• _What is asked_: Extract every line from the records below that contains the word "youtube".

• _Data for this exercise_:
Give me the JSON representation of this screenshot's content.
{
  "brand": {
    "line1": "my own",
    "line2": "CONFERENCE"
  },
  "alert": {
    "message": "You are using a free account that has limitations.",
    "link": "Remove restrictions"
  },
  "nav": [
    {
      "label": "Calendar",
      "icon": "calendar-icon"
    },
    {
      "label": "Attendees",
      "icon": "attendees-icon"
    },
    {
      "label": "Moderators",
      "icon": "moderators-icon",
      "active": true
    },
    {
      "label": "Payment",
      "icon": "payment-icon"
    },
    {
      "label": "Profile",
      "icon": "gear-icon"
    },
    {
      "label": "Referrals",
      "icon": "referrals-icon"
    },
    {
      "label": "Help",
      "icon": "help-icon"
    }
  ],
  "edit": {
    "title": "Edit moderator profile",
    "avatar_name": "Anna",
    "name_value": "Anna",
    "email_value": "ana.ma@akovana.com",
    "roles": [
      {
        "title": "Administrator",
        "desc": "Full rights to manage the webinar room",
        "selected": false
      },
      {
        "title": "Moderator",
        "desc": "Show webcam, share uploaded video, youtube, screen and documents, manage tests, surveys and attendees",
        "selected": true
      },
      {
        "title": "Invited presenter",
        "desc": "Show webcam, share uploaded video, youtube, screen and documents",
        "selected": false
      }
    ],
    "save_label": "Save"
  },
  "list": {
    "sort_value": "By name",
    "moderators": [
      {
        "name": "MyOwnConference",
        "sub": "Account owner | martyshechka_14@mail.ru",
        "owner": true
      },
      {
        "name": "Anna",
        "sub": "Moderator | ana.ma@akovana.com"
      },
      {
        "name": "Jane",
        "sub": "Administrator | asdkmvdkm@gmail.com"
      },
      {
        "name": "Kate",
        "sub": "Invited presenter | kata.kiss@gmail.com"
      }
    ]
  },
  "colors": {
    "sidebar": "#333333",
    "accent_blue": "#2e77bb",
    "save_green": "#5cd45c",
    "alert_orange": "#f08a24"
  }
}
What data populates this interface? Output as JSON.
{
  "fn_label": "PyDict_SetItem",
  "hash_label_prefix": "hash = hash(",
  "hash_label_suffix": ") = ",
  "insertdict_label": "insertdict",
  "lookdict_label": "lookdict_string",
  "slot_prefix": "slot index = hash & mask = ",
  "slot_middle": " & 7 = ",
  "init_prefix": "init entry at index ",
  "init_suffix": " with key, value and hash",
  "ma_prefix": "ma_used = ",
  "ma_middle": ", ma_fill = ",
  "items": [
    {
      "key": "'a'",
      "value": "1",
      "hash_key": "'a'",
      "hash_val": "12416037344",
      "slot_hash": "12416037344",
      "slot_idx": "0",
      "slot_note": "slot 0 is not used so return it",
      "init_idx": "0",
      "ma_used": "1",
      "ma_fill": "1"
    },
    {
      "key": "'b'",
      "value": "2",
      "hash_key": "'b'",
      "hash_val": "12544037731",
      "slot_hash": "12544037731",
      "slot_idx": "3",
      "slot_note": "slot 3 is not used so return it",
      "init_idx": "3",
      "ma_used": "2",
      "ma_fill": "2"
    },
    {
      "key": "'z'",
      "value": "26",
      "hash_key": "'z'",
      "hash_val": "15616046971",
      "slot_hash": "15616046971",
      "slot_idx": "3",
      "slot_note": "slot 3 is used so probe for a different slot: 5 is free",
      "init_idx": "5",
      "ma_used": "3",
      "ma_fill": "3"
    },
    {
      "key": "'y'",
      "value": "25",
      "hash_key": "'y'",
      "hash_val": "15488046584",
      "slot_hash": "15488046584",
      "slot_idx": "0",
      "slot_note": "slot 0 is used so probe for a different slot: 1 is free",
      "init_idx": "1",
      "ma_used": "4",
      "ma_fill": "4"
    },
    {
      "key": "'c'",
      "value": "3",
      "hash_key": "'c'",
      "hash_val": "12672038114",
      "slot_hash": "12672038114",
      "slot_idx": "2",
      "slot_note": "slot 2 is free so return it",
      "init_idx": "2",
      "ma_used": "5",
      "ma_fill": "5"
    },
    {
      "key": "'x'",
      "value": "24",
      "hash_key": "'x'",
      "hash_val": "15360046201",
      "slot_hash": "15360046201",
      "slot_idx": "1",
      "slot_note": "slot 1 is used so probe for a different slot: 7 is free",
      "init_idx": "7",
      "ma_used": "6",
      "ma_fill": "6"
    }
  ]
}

• _Finished answer_:
        "desc": "Show webcam, share uploaded video, youtube, screen and documents, manage tests, surveys and attendees",
        "desc": "Show webcam, share uploaded video, youtube, screen and documents",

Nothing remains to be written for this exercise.